[PROVIDED RECORDS]
· · · · ·
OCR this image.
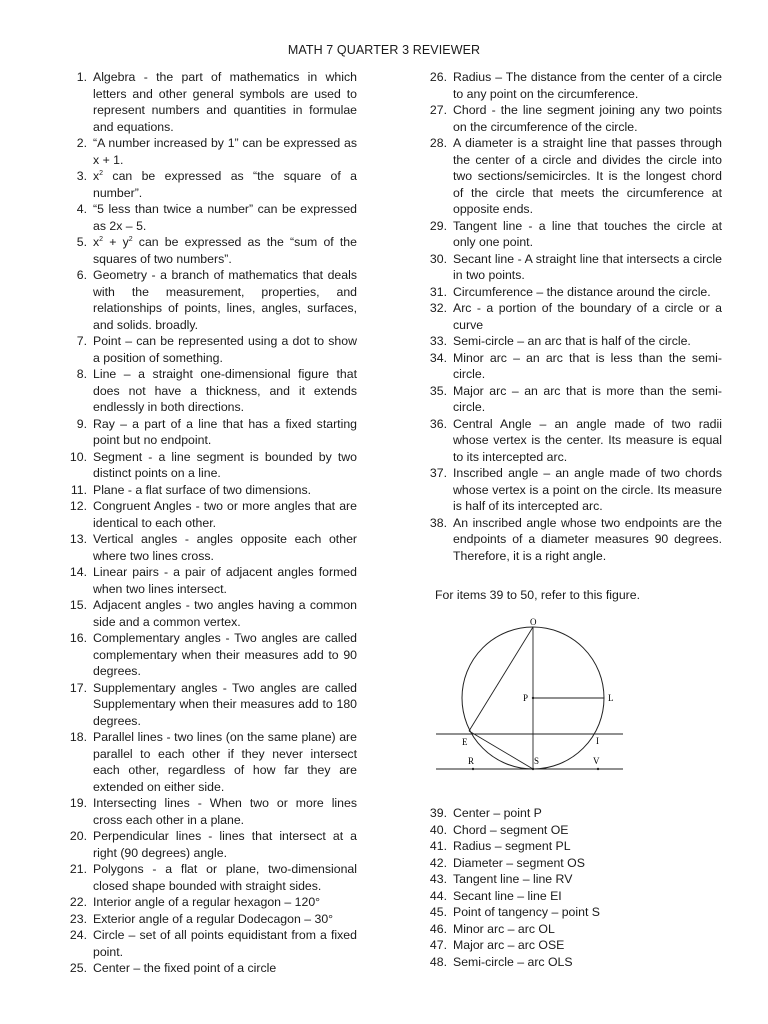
MATH 7 QUARTER 3 REVIEWER
1. Algebra - the part of mathematics in which letters and other general symbols are used to represent numbers and quantities in formulae and equations.
2. “A number increased by 1” can be expressed as x + 1.
3. $x^2$ can be expressed as “the square of a number”.
4. “5 less than twice a number” can be expressed as 2x – 5.
5. $x^2 + y^2$ can be expressed as the “sum of the squares of two numbers”.
6. Geometry - a branch of mathematics that deals with the measurement, properties, and relationships of points, lines, angles, surfaces, and solids. broadly.
7. Point – can be represented using a dot to show a position of something.
8. Line – a straight one-dimensional figure that does not have a thickness, and it extends endlessly in both directions.
9. Ray – a part of a line that has a fixed starting point but no endpoint.
10. Segment - a line segment is bounded by two distinct points on a line.
11. Plane - a flat surface of two dimensions.
12. Congruent Angles - two or more angles that are identical to each other.
13. Vertical angles - angles opposite each other where two lines cross.
14. Linear pairs - a pair of adjacent angles formed when two lines intersect.
15. Adjacent angles - two angles having a common side and a common vertex.
16. Complementary angles - Two angles are called complementary when their measures add to 90 degrees.
17. Supplementary angles - Two angles are called Supplementary when their measures add to 180 degrees.
18. Parallel lines - two lines (on the same plane) are parallel to each other if they never intersect each other, regardless of how far they are extended on either side.
19. Intersecting lines - When two or more lines cross each other in a plane.
20. Perpendicular lines - lines that intersect at a right (90 degrees) angle.
21. Polygons - a flat or plane, two-dimensional closed shape bounded with straight sides.
22. Interior angle of a regular hexagon – 120°
23. Exterior angle of a regular Dodecagon – 30°
24. Circle – set of all points equidistant from a fixed point.
25. Center – the fixed point of a circle
26. Radius – The distance from the center of a circle to any point on the circumference.
27. Chord - the line segment joining any two points on the circumference of the circle.
28. A diameter is a straight line that passes through the center of a circle and divides the circle into two sections/semicircles. It is the longest chord of the circle that meets the circumference at opposite ends.
29. Tangent line - a line that touches the circle at only one point.
30. Secant line - A straight line that intersects a circle in two points.
31. Circumference – the distance around the circle.
32. Arc - a portion of the boundary of a circle or a curve
33. Semi-circle – an arc that is half of the circle.
34. Minor arc – an arc that is less than the semi-circle.
35. Major arc – an arc that is more than the semi-circle.
36. Central Angle – an angle made of two radii whose vertex is the center. Its measure is equal to its intercepted arc.
37. Inscribed angle – an angle made of two chords whose vertex is a point on the circle. Its measure is half of its intercepted arc.
38. An inscribed angle whose two endpoints are the endpoints of a diameter measures 90 degrees. Therefore, it is a right angle.
For items 39 to 50, refer to this figure.
O
P	L
E	I
R	S	V
39. Center – point P
40. Chord – segment OE
41. Radius – segment PL
42. Diameter – segment OS
43. Tangent line – line RV
44. Secant line – line EI
45. Point of tangency – point S
46. Minor arc – arc OL
47. Major arc – arc OSE
48. Semi-circle – arc OLS
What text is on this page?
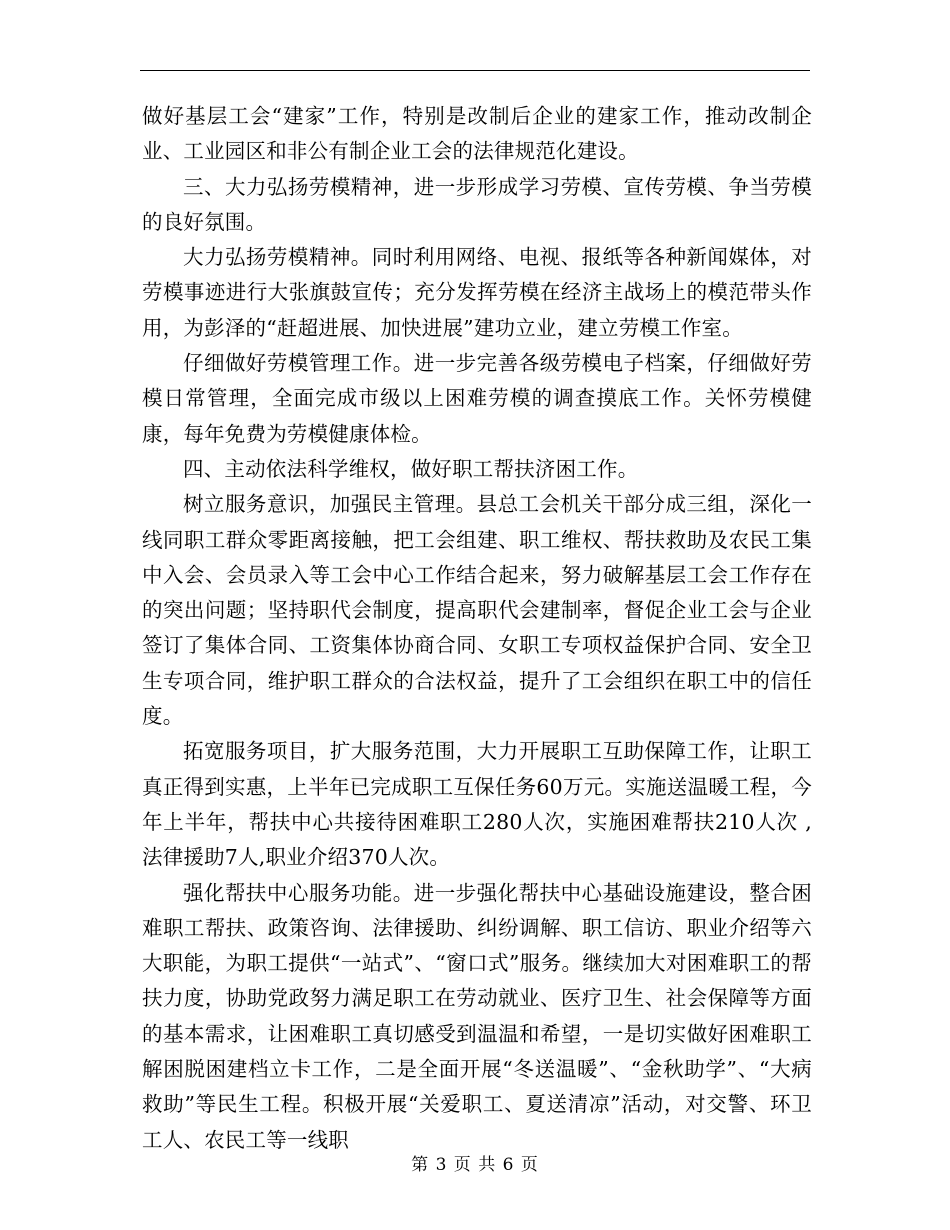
做好基层工会“建家”工作，特别是改制后企业的建家工作，推动改制企业、工业园区和非公有制企业工会的法律规范化建设。

三、大力弘扬劳模精神，进一步形成学习劳模、宣传劳模、争当劳模的良好氛围。

大力弘扬劳模精神。同时利用网络、电视、报纸等各种新闻媒体，对劳模事迹进行大张旗鼓宣传；充分发挥劳模在经济主战场上的模范带头作用，为彭泽的“赶超进展、加快进展”建功立业，建立劳模工作室。

仔细做好劳模管理工作。进一步完善各级劳模电子档案，仔细做好劳模日常管理，全面完成市级以上困难劳模的调查摸底工作。关怀劳模健康，每年免费为劳模健康体检。

四、主动依法科学维权，做好职工帮扶济困工作。

树立服务意识，加强民主管理。县总工会机关干部分成三组，深化一线同职工群众零距离接触，把工会组建、职工维权、帮扶救助及农民工集中入会、会员录入等工会中心工作结合起来，努力破解基层工会工作存在的突出问题；坚持职代会制度，提高职代会建制率，督促企业工会与企业签订了集体合同、工资集体协商合同、女职工专项权益保护合同、安全卫生专项合同，维护职工群众的合法权益，提升了工会组织在职工中的信任度。

拓宽服务项目，扩大服务范围，大力开展职工互助保障工作，让职工真正得到实惠，上半年已完成职工互保任务60万元。实施送温暖工程，今年上半年，帮扶中心共接待困难职工280人次，实施困难帮扶210人次 ,法律援助7人,职业介绍370人次。

强化帮扶中心服务功能。进一步强化帮扶中心基础设施建设，整合困难职工帮扶、政策咨询、法律援助、纠纷调解、职工信访、职业介绍等六大职能，为职工提供“一站式”、“窗口式”服务。继续加大对困难职工的帮扶力度，协助党政努力满足职工在劳动就业、医疗卫生、社会保障等方面的基本需求，让困难职工真切感受到温温和希望，一是切实做好困难职工解困脱困建档立卡工作，二是全面开展“冬送温暖”、“金秋助学”、“大病救助”等民生工程。积极开展“关爱职工、夏送清凉”活动，对交警、环卫工人、农民工等一线职

第 3 页 共 6 页
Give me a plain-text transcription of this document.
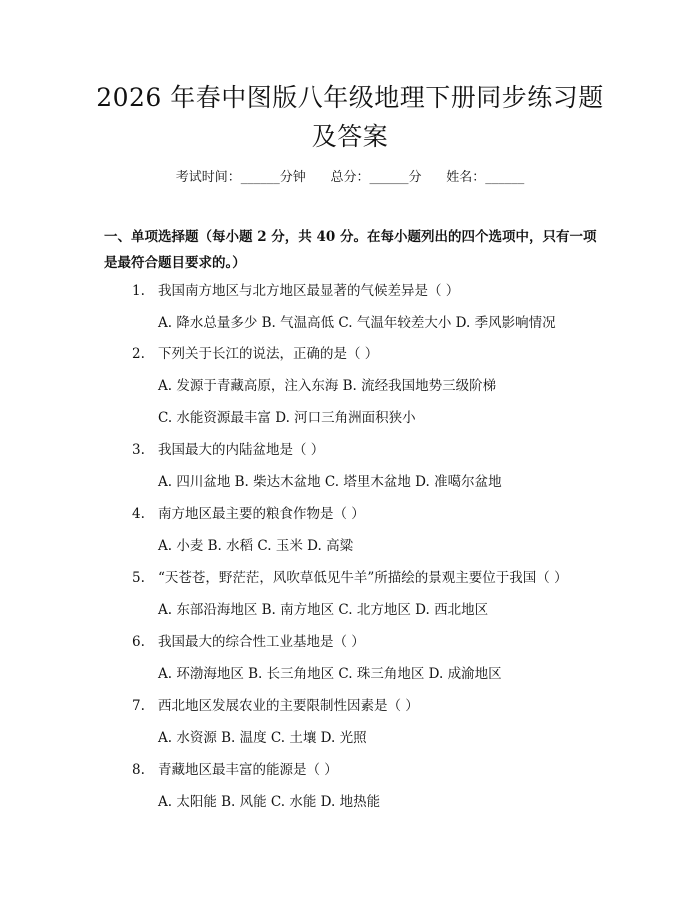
2026 年春中图版八年级地理下册同步练习题
及答案
考试时间：______分钟      总分：______分      姓名：______
一、单项选择题（每小题 2 分，共 40 分。在每小题列出的四个选项中，只有一项
是最符合题目要求的。）
1. 我国南方地区与北方地区最显著的气候差异是（ ）
A. 降水总量多少 B. 气温高低 C. 气温年较差大小 D. 季风影响情况
2. 下列关于长江的说法，正确的是（ ）
A. 发源于青藏高原，注入东海 B. 流经我国地势三级阶梯
C. 水能资源最丰富 D. 河口三角洲面积狭小
3. 我国最大的内陆盆地是（ ）
A. 四川盆地 B. 柴达木盆地 C. 塔里木盆地 D. 准噶尔盆地
4. 南方地区最主要的粮食作物是（ ）
A. 小麦 B. 水稻 C. 玉米 D. 高粱
5. “天苍苍，野茫茫，风吹草低见牛羊”所描绘的景观主要位于我国（ ）
A. 东部沿海地区 B. 南方地区 C. 北方地区 D. 西北地区
6. 我国最大的综合性工业基地是（ ）
A. 环渤海地区 B. 长三角地区 C. 珠三角地区 D. 成渝地区
7. 西北地区发展农业的主要限制性因素是（ ）
A. 水资源 B. 温度 C. 土壤 D. 光照
8. 青藏地区最丰富的能源是（ ）
A. 太阳能 B. 风能 C. 水能 D. 地热能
· · · · ·
[REQUEST] Produce an exact copy of each line of data, skipping embedded images.

[OUTPUT OF THE EXERCISE]
OCR this image.
MATH 7 QUARTER 3 REVIEWER
1. Algebra - the part of mathematics in which letters and other general symbols are used to represent numbers and quantities in formulae and equations.
2. “A number increased by 1” can be expressed as x + 1.
3. $x^2$ can be expressed as “the square of a number”.
4. “5 less than twice a number” can be expressed as 2x – 5.
5. $x^2 + y^2$ can be expressed as the “sum of the squares of two numbers”.
6. Geometry - a branch of mathematics that deals with the measurement, properties, and relationships of points, lines, angles, surfaces, and solids. broadly.
7. Point – can be represented using a dot to show a position of something.
8. Line – a straight one-dimensional figure that does not have a thickness, and it extends endlessly in both directions.
9. Ray – a part of a line that has a fixed starting point but no endpoint.
10. Segment - a line segment is bounded by two distinct points on a line.
11. Plane - a flat surface of two dimensions.
12. Congruent Angles - two or more angles that are identical to each other.
13. Vertical angles - angles opposite each other where two lines cross.
14. Linear pairs - a pair of adjacent angles formed when two lines intersect.
15. Adjacent angles - two angles having a common side and a common vertex.
16. Complementary angles - Two angles are called complementary when their measures add to 90 degrees.
17. Supplementary angles - Two angles are called Supplementary when their measures add to 180 degrees.
18. Parallel lines - two lines (on the same plane) are parallel to each other if they never intersect each other, regardless of how far they are extended on either side.
19. Intersecting lines - When two or more lines cross each other in a plane.
20. Perpendicular lines - lines that intersect at a right (90 degrees) angle.
21. Polygons - a flat or plane, two-dimensional closed shape bounded with straight sides.
22. Interior angle of a regular hexagon – 120°
23. Exterior angle of a regular Dodecagon – 30°
24. Circle – set of all points equidistant from a fixed point.
25. Center – the fixed point of a circle
26. Radius – The distance from the center of a circle to any point on the circumference.
27. Chord - the line segment joining any two points on the circumference of the circle.
28. A diameter is a straight line that passes through the center of a circle and divides the circle into two sections/semicircles. It is the longest chord of the circle that meets the circumference at opposite ends.
29. Tangent line - a line that touches the circle at only one point.
30. Secant line - A straight line that intersects a circle in two points.
31. Circumference – the distance around the circle.
32. Arc - a portion of the boundary of a circle or a curve
33. Semi-circle – an arc that is half of the circle.
34. Minor arc – an arc that is less than the semi-circle.
35. Major arc – an arc that is more than the semi-circle.
36. Central Angle – an angle made of two radii whose vertex is the center. Its measure is equal to its intercepted arc.
37. Inscribed angle – an angle made of two chords whose vertex is a point on the circle. Its measure is half of its intercepted arc.
38. An inscribed angle whose two endpoints are the endpoints of a diameter measures 90 degrees. Therefore, it is a right angle.
For items 39 to 50, refer to this figure.
O
P	L
E	I
R	S	V
39. Center – point P
40. Chord – segment OE
41. Radius – segment PL
42. Diameter – segment OS
43. Tangent line – line RV
44. Secant line – line EI
45. Point of tangency – point S
46. Minor arc – arc OL
47. Major arc – arc OSE
48. Semi-circle – arc OLS
What text is on this page?
做好基层工会“建家”工作，特别是改制后企业的建家工作，推动改制企业、工业园区和非公有制企业工会的法律规范化建设。

三、大力弘扬劳模精神，进一步形成学习劳模、宣传劳模、争当劳模的良好氛围。

大力弘扬劳模精神。同时利用网络、电视、报纸等各种新闻媒体，对劳模事迹进行大张旗鼓宣传；充分发挥劳模在经济主战场上的模范带头作用，为彭泽的“赶超进展、加快进展”建功立业，建立劳模工作室。

仔细做好劳模管理工作。进一步完善各级劳模电子档案，仔细做好劳模日常管理，全面完成市级以上困难劳模的调查摸底工作。关怀劳模健康，每年免费为劳模健康体检。

四、主动依法科学维权，做好职工帮扶济困工作。

树立服务意识，加强民主管理。县总工会机关干部分成三组，深化一线同职工群众零距离接触，把工会组建、职工维权、帮扶救助及农民工集中入会、会员录入等工会中心工作结合起来，努力破解基层工会工作存在的突出问题；坚持职代会制度，提高职代会建制率，督促企业工会与企业签订了集体合同、工资集体协商合同、女职工专项权益保护合同、安全卫生专项合同，维护职工群众的合法权益，提升了工会组织在职工中的信任度。

拓宽服务项目，扩大服务范围，大力开展职工互助保障工作，让职工真正得到实惠，上半年已完成职工互保任务60万元。实施送温暖工程，今年上半年，帮扶中心共接待困难职工280人次，实施困难帮扶210人次 ,法律援助7人,职业介绍370人次。

强化帮扶中心服务功能。进一步强化帮扶中心基础设施建设，整合困难职工帮扶、政策咨询、法律援助、纠纷调解、职工信访、职业介绍等六大职能，为职工提供“一站式”、“窗口式”服务。继续加大对困难职工的帮扶力度，协助党政努力满足职工在劳动就业、医疗卫生、社会保障等方面的基本需求，让困难职工真切感受到温温和希望，一是切实做好困难职工解困脱困建档立卡工作，二是全面开展“冬送温暖”、“金秋助学”、“大病救助”等民生工程。积极开展“关爱职工、夏送清凉”活动，对交警、环卫工人、农民工等一线职

第 3 页 共 6 页
Give me a plain-text transcription of this document.
2026 年春中图版八年级地理下册同步练习题
及答案
考试时间：______分钟      总分：______分      姓名：______
一、单项选择题（每小题 2 分，共 40 分。在每小题列出的四个选项中，只有一项
是最符合题目要求的。）
1. 我国南方地区与北方地区最显著的气候差异是（ ）
A. 降水总量多少 B. 气温高低 C. 气温年较差大小 D. 季风影响情况
2. 下列关于长江的说法，正确的是（ ）
A. 发源于青藏高原，注入东海 B. 流经我国地势三级阶梯
C. 水能资源最丰富 D. 河口三角洲面积狭小
3. 我国最大的内陆盆地是（ ）
A. 四川盆地 B. 柴达木盆地 C. 塔里木盆地 D. 准噶尔盆地
4. 南方地区最主要的粮食作物是（ ）
A. 小麦 B. 水稻 C. 玉米 D. 高粱
5. “天苍苍，野茫茫，风吹草低见牛羊”所描绘的景观主要位于我国（ ）
A. 东部沿海地区 B. 南方地区 C. 北方地区 D. 西北地区
6. 我国最大的综合性工业基地是（ ）
A. 环渤海地区 B. 长三角地区 C. 珠三角地区 D. 成渝地区
7. 西北地区发展农业的主要限制性因素是（ ）
A. 水资源 B. 温度 C. 土壤 D. 光照
8. 青藏地区最丰富的能源是（ ）
A. 太阳能 B. 风能 C. 水能 D. 地热能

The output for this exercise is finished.